■ **Figure collection entries**
>>>
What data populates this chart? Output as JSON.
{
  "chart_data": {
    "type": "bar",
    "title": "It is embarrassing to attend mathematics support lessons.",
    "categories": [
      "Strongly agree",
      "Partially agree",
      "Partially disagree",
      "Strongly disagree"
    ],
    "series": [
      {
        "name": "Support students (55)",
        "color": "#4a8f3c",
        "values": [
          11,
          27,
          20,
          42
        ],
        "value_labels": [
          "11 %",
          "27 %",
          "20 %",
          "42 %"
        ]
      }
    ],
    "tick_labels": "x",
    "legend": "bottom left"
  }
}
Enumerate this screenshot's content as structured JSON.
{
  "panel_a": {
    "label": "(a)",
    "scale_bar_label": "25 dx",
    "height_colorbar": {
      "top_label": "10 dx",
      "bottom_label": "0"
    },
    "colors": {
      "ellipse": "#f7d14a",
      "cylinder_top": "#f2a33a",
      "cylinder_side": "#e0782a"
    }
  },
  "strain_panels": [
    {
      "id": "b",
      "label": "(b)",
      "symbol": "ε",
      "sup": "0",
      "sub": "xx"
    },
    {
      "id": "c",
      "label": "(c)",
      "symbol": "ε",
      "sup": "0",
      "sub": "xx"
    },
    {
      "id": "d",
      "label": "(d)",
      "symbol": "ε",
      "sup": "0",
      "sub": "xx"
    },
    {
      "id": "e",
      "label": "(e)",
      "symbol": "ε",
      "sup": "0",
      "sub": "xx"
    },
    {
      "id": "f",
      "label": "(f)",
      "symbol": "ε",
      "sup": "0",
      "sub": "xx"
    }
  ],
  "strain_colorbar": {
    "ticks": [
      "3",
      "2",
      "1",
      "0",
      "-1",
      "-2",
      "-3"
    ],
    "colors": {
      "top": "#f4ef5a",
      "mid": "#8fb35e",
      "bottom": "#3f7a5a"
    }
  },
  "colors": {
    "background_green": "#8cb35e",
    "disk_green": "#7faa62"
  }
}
<<<
>>>
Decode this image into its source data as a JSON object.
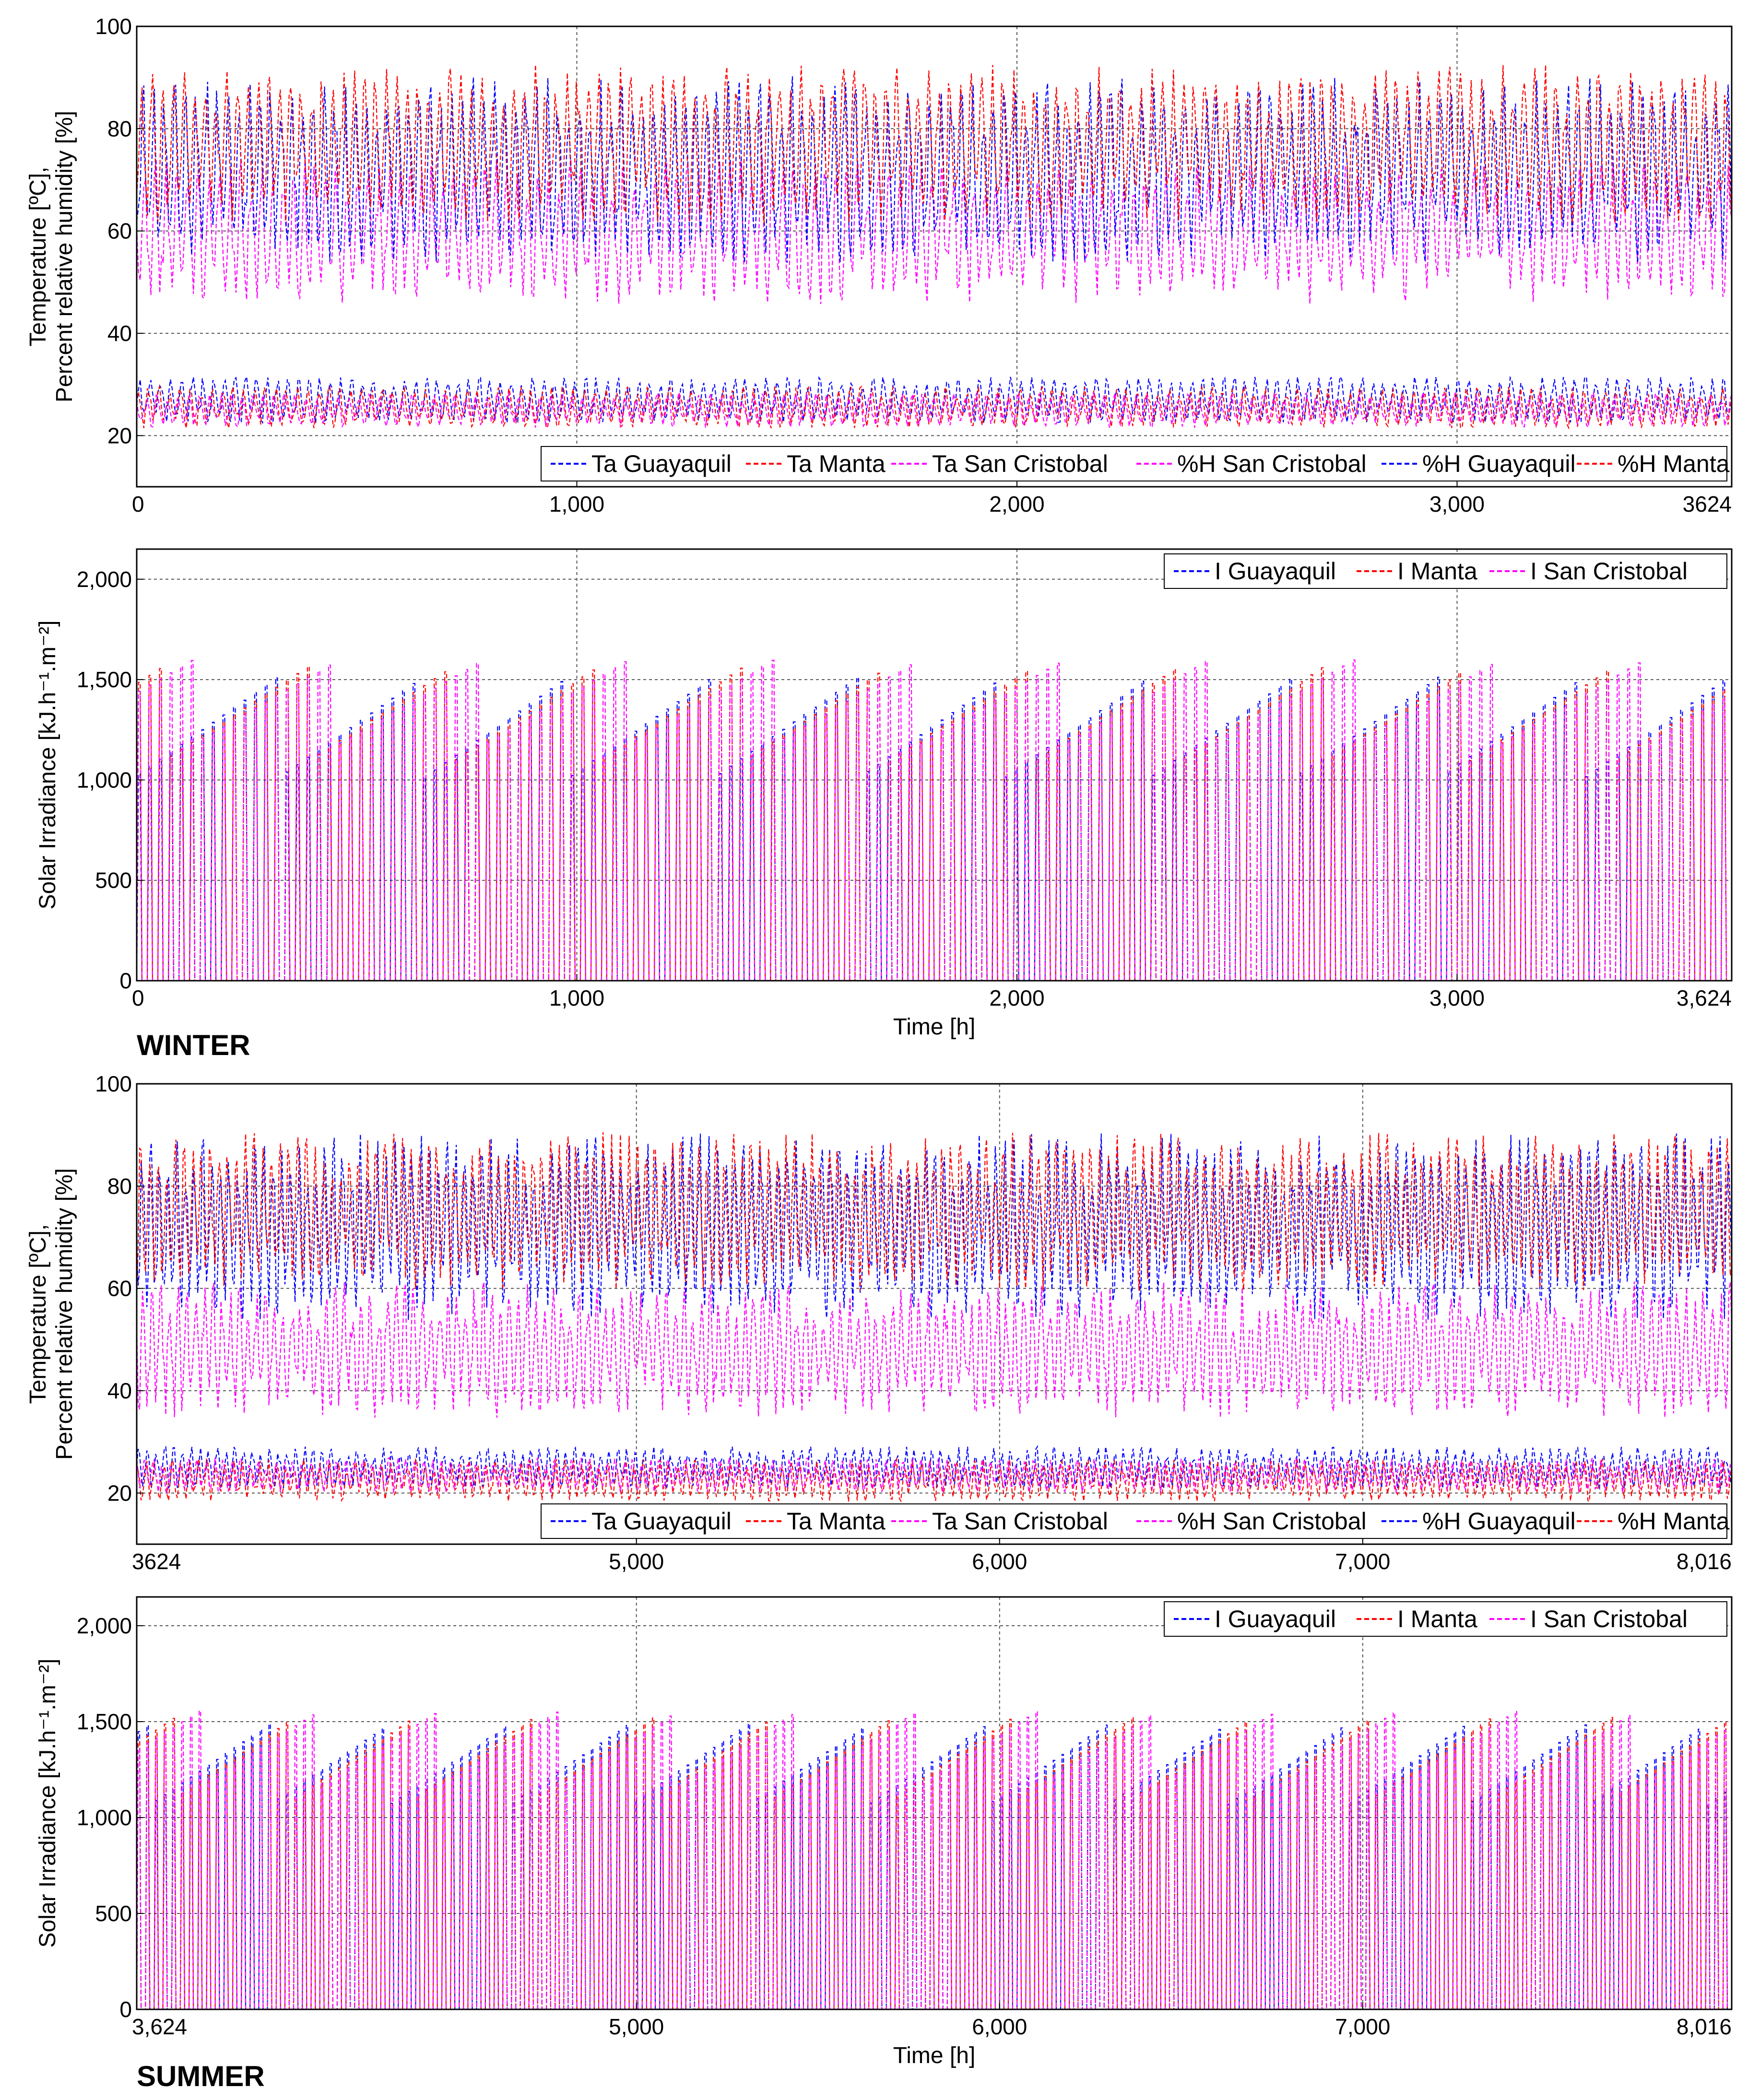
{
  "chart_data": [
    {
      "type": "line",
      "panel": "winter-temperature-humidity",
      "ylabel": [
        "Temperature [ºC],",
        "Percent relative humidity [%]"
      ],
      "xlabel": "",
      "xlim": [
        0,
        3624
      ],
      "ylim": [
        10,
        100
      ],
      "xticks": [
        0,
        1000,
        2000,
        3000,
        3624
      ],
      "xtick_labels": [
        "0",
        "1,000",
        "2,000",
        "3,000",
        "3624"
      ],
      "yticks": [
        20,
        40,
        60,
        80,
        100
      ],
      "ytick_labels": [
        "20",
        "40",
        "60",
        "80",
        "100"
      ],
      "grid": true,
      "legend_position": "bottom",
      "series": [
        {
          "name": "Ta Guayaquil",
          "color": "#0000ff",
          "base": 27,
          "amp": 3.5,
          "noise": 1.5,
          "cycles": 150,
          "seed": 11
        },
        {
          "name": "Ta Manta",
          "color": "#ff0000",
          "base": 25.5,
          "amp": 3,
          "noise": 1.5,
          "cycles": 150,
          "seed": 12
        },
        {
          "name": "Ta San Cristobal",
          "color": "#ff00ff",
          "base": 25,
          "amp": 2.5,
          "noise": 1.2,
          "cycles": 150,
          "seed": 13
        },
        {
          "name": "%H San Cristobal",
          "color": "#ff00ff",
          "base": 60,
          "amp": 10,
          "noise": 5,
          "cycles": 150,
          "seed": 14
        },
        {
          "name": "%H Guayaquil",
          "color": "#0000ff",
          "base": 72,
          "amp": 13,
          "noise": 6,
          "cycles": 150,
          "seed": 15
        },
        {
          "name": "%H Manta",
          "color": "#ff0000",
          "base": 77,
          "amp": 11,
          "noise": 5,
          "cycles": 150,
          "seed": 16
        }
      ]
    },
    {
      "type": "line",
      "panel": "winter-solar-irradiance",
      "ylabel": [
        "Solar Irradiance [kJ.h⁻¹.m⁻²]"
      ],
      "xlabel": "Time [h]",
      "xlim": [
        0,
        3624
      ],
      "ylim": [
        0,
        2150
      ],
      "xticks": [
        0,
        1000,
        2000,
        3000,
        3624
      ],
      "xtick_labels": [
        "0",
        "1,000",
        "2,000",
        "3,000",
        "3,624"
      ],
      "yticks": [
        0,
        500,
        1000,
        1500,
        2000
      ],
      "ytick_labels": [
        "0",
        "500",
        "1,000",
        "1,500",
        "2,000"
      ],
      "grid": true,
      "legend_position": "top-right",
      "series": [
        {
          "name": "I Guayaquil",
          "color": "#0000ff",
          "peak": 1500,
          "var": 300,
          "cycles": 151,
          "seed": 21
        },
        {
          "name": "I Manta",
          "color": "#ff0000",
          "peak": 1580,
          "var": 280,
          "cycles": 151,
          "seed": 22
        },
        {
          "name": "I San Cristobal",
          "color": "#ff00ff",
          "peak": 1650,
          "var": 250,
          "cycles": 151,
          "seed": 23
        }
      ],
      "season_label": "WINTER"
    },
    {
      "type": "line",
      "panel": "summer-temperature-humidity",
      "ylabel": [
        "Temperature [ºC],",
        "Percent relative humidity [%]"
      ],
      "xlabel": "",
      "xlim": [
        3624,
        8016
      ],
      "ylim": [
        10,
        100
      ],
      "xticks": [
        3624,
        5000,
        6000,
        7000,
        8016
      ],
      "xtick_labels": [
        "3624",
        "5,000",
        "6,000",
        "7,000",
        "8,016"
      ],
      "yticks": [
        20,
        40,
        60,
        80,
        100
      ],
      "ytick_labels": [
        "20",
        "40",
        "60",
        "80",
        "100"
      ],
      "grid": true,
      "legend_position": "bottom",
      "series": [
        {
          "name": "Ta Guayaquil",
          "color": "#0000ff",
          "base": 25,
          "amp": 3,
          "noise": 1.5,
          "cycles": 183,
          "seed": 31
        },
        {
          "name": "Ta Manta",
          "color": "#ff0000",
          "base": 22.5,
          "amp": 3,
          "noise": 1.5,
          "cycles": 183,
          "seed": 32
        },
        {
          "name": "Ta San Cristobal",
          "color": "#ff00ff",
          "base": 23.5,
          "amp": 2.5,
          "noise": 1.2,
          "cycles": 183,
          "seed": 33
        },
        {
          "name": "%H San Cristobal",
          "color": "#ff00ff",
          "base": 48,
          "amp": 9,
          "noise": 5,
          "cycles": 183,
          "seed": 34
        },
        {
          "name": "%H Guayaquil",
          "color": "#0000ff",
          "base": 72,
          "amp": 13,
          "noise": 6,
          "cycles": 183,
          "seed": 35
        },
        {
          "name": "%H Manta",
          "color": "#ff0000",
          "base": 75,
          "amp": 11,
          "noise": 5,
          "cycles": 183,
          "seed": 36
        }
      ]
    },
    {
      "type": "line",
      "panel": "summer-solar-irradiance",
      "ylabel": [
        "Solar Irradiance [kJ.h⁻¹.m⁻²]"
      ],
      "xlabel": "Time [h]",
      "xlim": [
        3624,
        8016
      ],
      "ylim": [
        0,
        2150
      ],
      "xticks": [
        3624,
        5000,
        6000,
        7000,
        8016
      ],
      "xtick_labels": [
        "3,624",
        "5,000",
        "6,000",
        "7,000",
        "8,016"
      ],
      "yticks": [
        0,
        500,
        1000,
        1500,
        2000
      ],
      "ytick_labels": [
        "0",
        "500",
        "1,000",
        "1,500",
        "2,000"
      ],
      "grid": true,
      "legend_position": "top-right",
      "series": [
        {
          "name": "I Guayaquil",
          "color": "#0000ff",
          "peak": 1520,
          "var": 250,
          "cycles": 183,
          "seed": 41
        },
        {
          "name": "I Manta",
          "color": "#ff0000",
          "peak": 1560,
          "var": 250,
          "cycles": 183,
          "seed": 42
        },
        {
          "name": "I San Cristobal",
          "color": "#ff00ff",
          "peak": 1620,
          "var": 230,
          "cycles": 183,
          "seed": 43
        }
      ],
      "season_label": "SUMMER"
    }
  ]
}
<<<
■ **Task goal**
Scan the data for the word "this" and copy every line where it shows up.

■ **Completed exercise**
What data populates this chart? Output as JSON.
Enumerate this screenshot's content as structured JSON.
Decode this image into its source data as a JSON object.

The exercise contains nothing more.